### Objective
Pick out all lines with the word "выпуска" from the records that follow.

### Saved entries
- - -

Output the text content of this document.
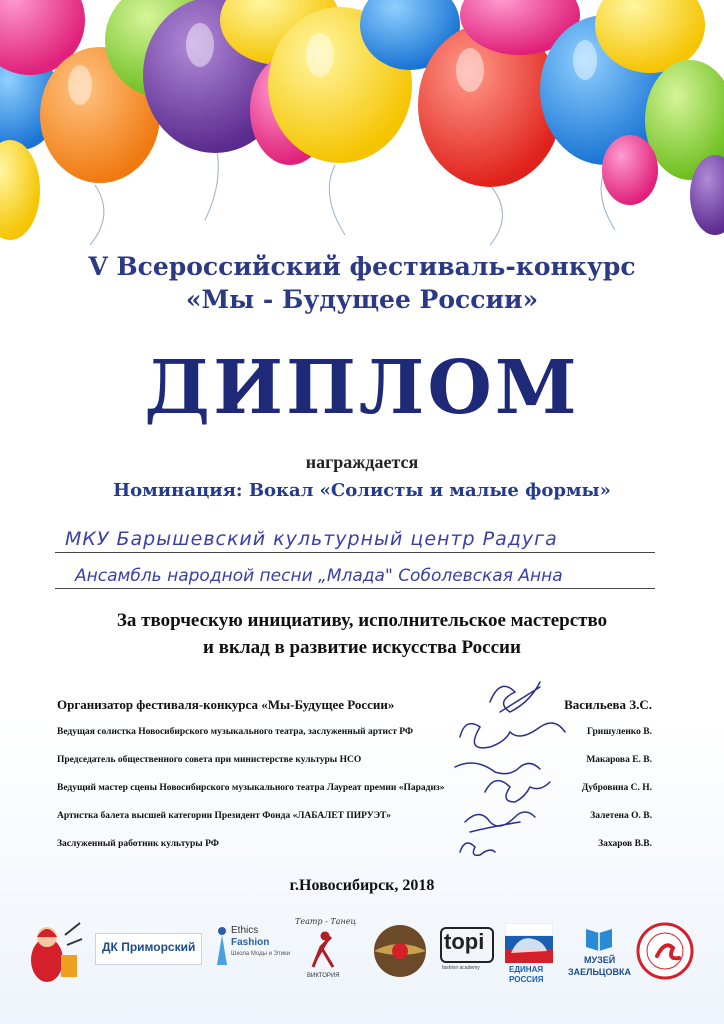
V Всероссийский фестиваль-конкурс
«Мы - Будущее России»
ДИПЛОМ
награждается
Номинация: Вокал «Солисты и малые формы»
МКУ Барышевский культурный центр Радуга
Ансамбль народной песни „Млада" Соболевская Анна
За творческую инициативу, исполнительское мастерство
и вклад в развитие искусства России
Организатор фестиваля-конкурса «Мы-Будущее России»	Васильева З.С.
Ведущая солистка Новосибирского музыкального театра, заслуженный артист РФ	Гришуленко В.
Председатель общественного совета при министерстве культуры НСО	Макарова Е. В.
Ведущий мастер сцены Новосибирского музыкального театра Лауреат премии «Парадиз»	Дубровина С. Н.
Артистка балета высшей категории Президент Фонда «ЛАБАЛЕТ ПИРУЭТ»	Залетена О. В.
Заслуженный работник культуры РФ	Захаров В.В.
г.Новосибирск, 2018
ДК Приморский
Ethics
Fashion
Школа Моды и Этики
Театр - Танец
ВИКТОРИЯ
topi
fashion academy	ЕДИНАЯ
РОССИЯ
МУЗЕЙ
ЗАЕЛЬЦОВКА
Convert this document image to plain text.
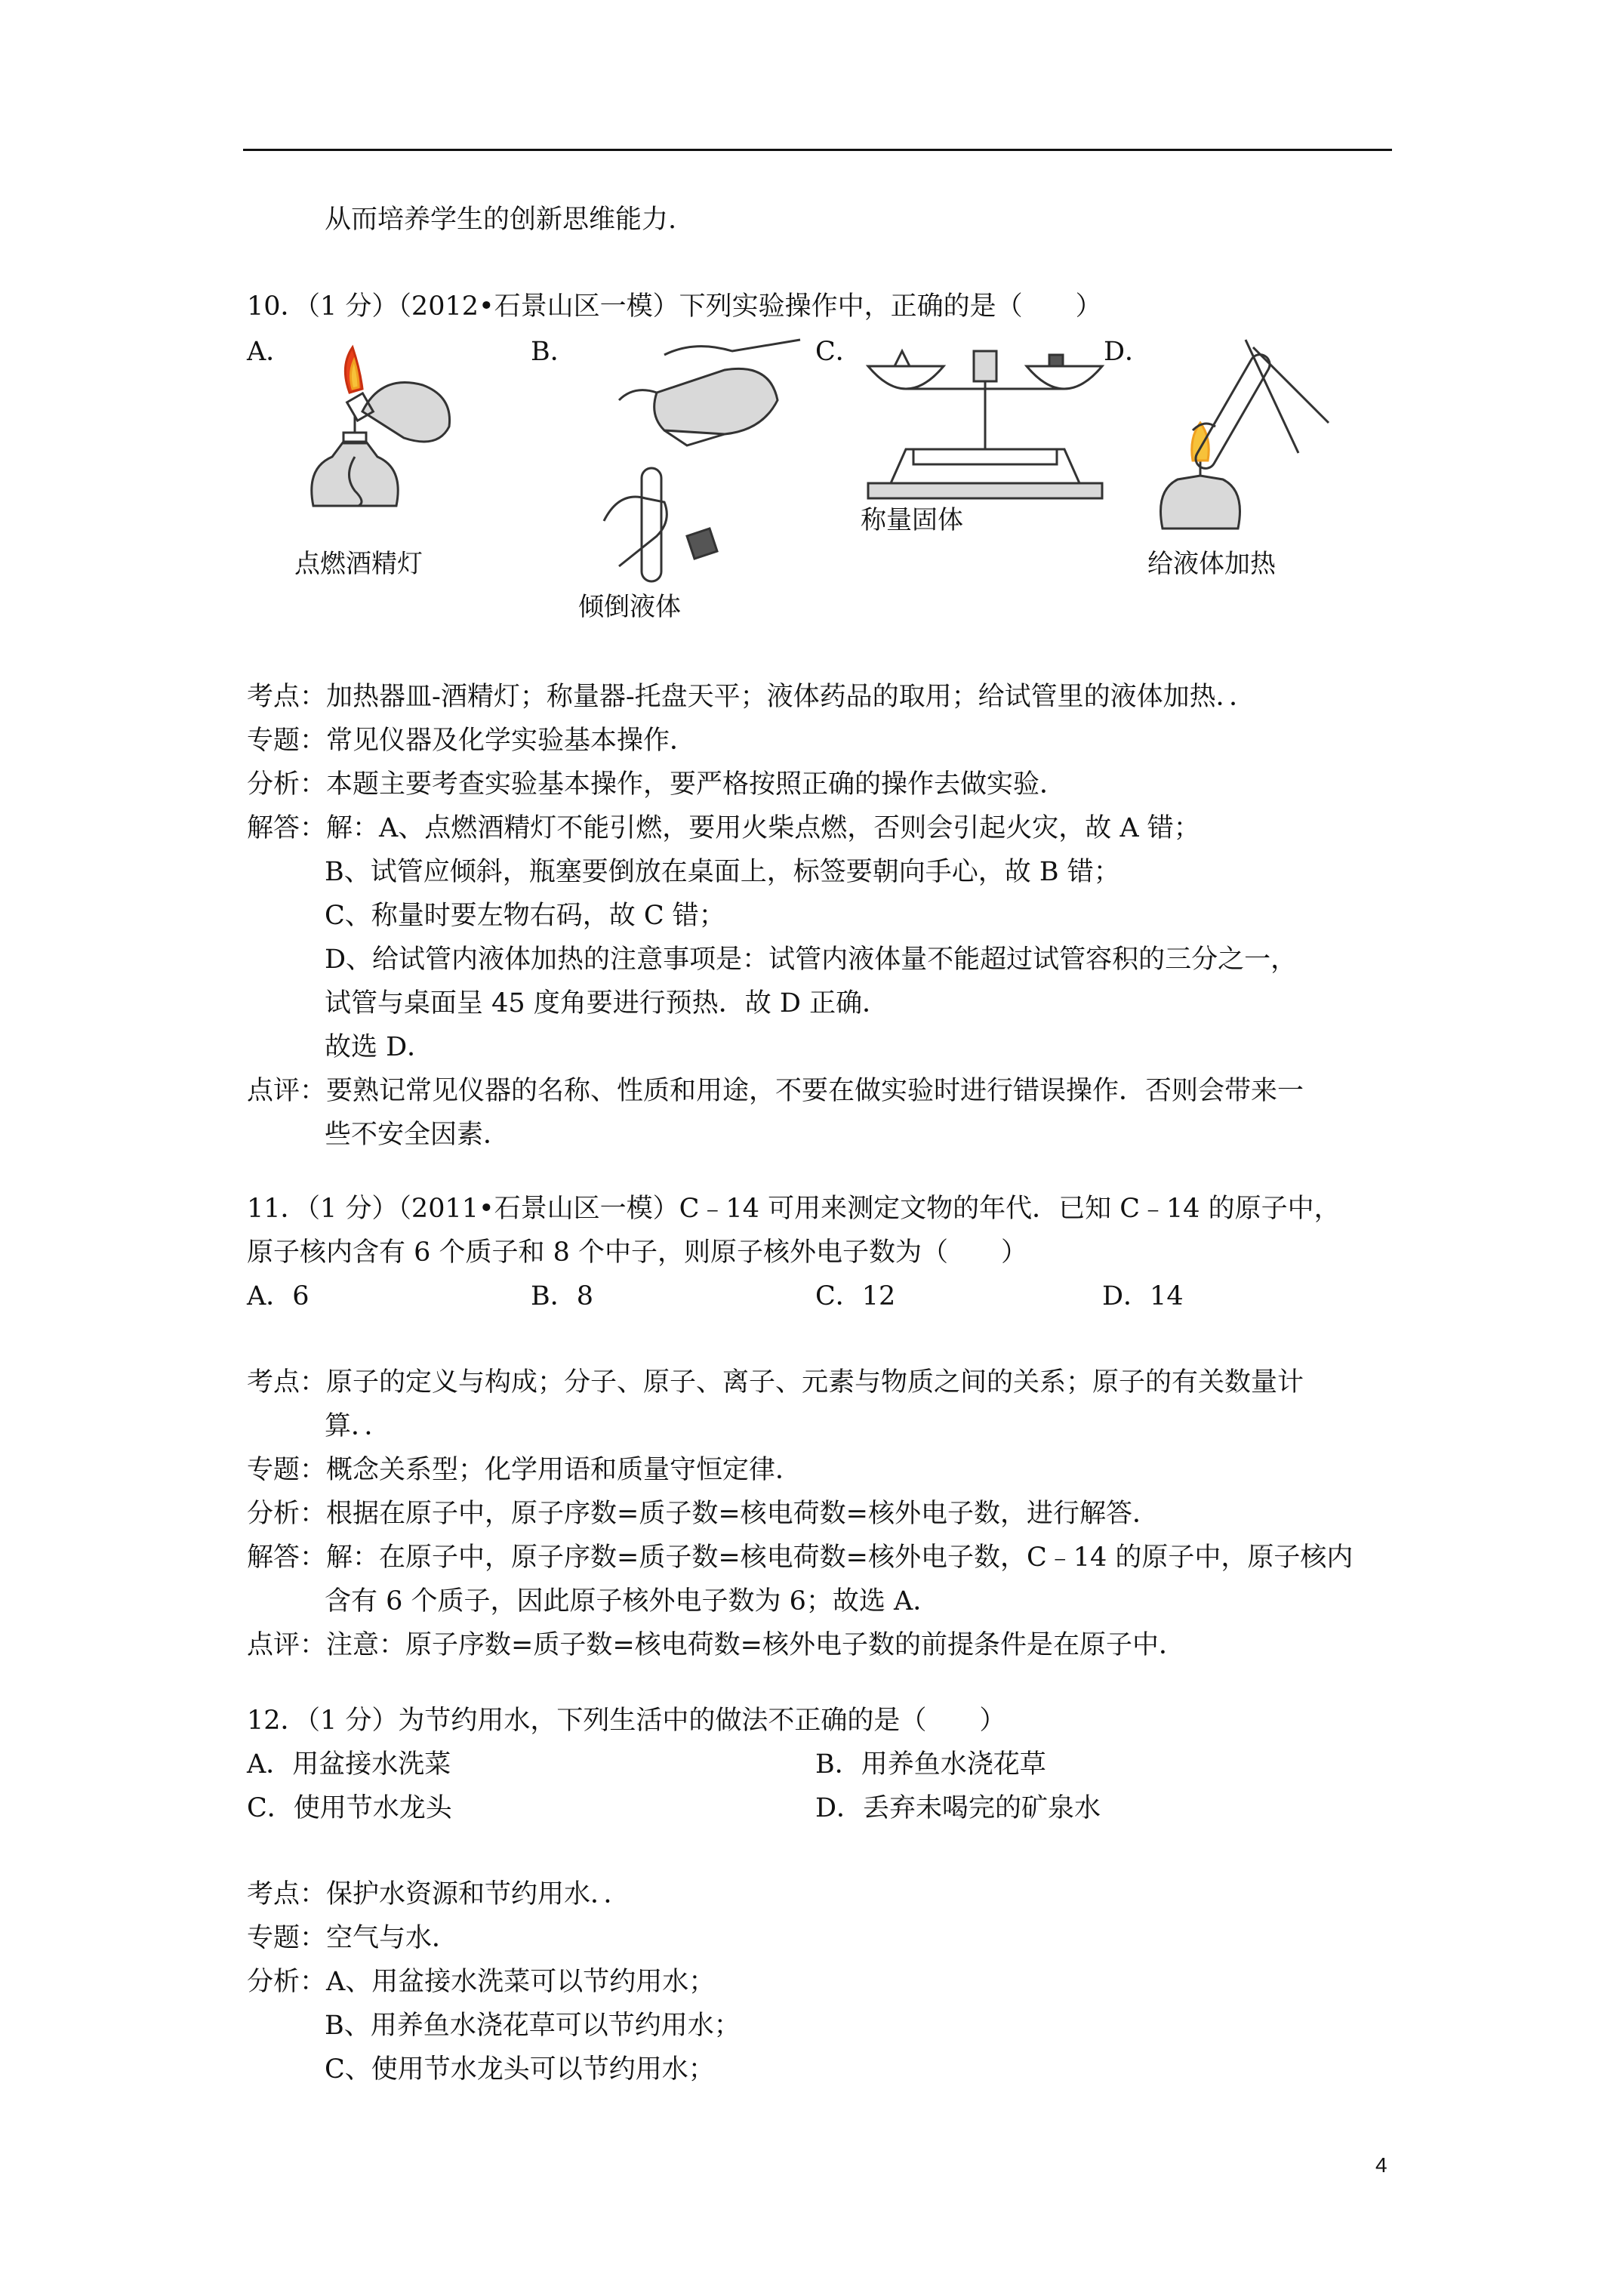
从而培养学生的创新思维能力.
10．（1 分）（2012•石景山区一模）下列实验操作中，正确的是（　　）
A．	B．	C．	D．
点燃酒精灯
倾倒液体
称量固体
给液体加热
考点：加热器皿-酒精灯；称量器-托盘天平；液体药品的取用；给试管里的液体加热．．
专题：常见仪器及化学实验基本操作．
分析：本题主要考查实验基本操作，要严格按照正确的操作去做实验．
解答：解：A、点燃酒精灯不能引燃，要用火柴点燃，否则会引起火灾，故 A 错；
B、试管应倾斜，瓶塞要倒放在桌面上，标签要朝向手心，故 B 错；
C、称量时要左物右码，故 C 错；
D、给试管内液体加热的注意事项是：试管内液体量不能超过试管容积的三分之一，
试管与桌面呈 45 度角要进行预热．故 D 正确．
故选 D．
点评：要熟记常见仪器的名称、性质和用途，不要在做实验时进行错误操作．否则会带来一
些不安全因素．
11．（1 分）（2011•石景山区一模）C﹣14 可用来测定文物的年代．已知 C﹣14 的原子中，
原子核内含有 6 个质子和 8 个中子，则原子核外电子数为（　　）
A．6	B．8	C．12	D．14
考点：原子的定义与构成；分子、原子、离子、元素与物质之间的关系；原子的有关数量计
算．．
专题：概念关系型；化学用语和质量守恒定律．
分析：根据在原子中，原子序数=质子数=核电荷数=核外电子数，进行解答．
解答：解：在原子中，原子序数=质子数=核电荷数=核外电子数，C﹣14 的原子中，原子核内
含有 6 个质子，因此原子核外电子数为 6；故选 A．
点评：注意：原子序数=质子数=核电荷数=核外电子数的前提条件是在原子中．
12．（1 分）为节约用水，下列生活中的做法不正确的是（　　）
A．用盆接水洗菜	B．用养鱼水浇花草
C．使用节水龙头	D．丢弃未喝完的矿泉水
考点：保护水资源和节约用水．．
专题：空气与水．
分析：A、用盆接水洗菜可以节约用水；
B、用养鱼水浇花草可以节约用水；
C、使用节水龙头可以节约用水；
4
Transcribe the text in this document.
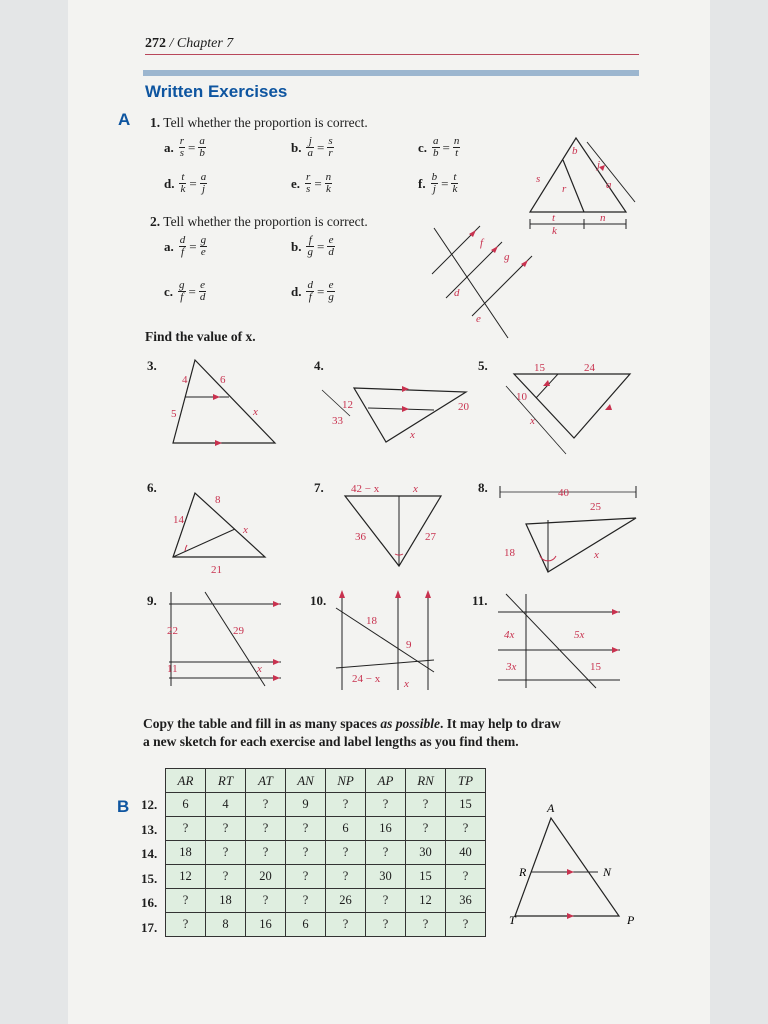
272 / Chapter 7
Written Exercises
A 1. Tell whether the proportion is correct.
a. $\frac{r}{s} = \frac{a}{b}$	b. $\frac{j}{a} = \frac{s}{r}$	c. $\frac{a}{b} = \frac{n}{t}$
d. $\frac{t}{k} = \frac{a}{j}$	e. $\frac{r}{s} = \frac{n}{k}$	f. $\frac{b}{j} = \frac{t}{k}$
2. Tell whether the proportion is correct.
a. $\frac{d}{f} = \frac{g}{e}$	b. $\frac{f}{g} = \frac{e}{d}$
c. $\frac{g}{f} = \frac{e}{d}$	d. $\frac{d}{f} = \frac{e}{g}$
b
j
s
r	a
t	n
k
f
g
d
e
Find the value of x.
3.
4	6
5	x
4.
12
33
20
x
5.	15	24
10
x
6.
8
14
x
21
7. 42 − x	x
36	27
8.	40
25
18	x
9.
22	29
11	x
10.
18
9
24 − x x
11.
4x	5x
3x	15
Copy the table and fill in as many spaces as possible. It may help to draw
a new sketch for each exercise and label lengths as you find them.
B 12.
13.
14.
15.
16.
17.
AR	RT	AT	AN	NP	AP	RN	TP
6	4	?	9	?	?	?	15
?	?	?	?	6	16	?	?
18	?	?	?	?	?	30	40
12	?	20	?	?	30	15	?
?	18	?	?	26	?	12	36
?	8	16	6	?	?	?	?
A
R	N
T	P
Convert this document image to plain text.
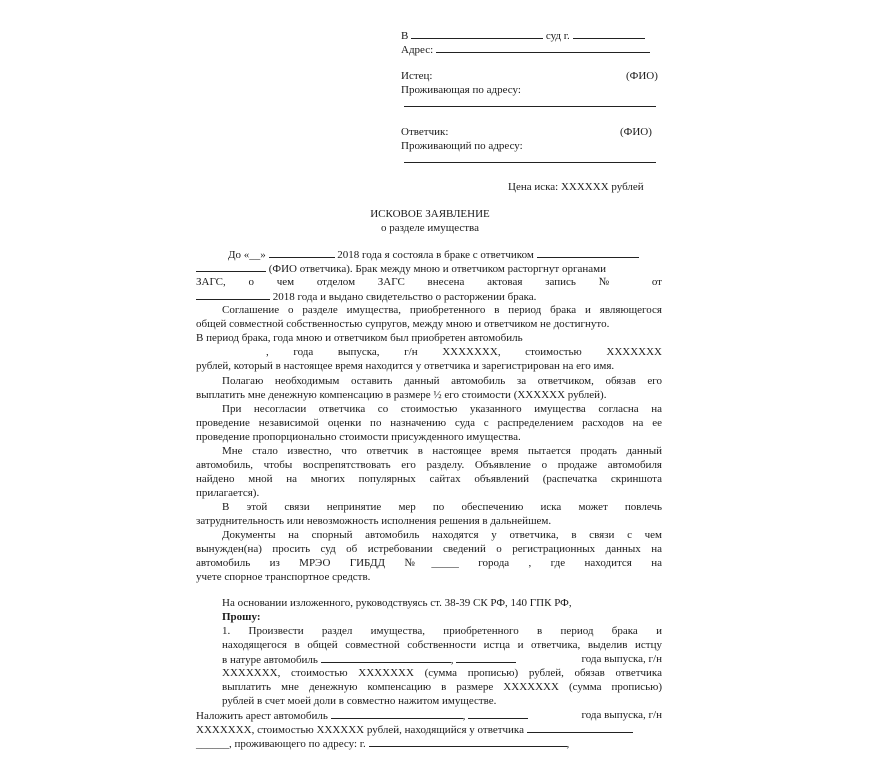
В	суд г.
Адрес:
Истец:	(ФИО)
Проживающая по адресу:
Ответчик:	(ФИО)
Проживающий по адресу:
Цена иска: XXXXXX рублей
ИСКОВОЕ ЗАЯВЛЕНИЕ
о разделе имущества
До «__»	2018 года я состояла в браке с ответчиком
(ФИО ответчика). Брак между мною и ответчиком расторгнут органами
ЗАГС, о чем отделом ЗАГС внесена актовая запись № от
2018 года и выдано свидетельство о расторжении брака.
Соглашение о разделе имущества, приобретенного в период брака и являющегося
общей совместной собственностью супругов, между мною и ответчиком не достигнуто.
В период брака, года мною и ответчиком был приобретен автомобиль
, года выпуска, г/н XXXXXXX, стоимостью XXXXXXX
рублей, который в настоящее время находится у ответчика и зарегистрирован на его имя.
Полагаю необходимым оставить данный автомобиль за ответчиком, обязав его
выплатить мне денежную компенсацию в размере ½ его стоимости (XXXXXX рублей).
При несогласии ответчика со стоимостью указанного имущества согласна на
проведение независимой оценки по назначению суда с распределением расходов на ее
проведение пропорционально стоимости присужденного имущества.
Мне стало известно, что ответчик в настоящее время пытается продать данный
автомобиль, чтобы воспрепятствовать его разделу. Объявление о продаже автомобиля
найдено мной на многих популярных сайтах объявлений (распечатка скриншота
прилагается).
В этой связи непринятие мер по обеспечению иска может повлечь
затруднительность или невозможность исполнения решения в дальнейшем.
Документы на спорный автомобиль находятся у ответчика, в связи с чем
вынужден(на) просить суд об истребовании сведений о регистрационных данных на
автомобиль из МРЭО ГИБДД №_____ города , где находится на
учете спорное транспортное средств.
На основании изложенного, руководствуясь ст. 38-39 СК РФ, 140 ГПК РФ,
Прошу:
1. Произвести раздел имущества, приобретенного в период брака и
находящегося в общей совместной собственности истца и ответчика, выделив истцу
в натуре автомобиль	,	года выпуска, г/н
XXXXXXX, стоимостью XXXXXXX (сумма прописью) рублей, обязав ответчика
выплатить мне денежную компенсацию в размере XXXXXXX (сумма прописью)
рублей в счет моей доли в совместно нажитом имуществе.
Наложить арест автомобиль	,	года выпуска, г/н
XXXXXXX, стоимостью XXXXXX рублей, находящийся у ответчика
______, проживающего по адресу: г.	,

- - -

### Result of this exercise
, года выпуска, г/н XXXXXXX, стоимостью XXXXXXX
в натуре автомобиль	,	года выпуска, г/н
Наложить арест автомобиль	,	года выпуска, г/н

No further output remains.